Aim: Repeat the lines below exactly as they appear, but leave out the images.

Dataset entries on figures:
↓

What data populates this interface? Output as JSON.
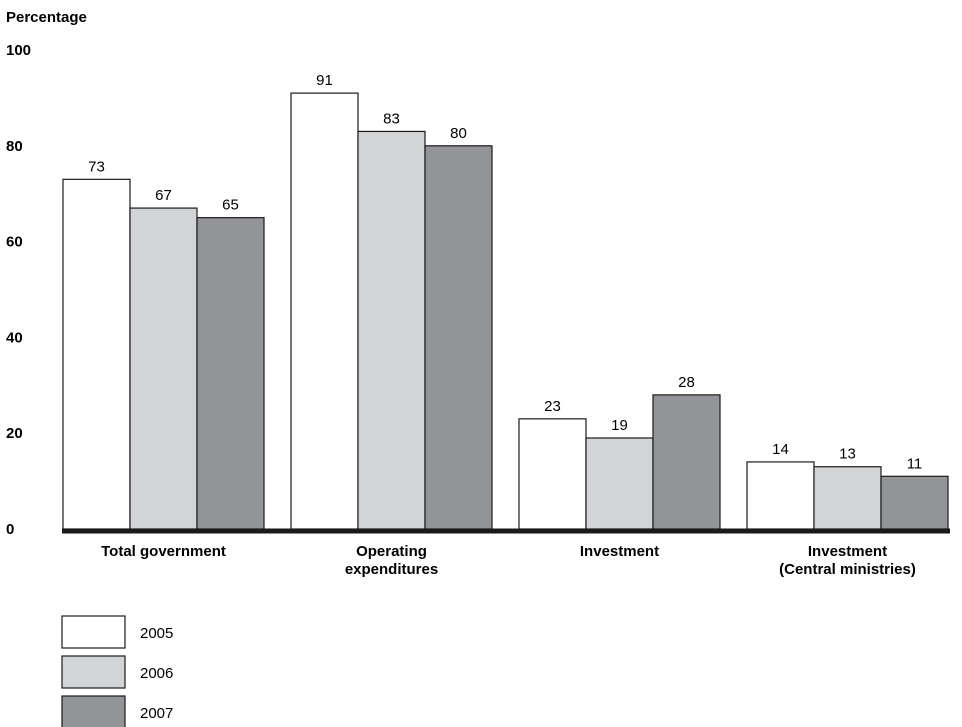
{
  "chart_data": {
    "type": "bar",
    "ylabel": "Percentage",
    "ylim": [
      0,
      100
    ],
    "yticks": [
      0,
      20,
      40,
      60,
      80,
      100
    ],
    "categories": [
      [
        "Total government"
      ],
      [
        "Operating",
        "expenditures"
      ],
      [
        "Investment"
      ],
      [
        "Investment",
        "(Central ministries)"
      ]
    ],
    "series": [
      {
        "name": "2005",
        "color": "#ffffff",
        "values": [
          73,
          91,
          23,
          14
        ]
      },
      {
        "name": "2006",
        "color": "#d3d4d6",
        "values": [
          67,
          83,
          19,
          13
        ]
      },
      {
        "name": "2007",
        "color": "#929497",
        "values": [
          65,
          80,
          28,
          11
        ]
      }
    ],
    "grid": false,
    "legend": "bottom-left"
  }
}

↑

Exercise solution:
What data populates this interface? Output as JSON.
{
  "chart_data": {
    "type": "bar",
    "ylabel": "Percentage",
    "ylim": [
      0,
      100
    ],
    "yticks": [
      0,
      20,
      40,
      60,
      80,
      100
    ],
    "categories": [
      [
        "Total government"
      ],
      [
        "Operating",
        "expenditures"
      ],
      [
        "Investment"
      ],
      [
        "Investment",
        "(Central ministries)"
      ]
    ],
    "series": [
      {
        "name": "2005",
        "color": "#ffffff",
        "values": [
          73,
          91,
          23,
          14
        ]
      },
      {
        "name": "2006",
        "color": "#d3d4d6",
        "values": [
          67,
          83,
          19,
          13
        ]
      },
      {
        "name": "2007",
        "color": "#929497",
        "values": [
          65,
          80,
          28,
          11
        ]
      }
    ],
    "grid": false,
    "legend": "bottom-left"
  }
}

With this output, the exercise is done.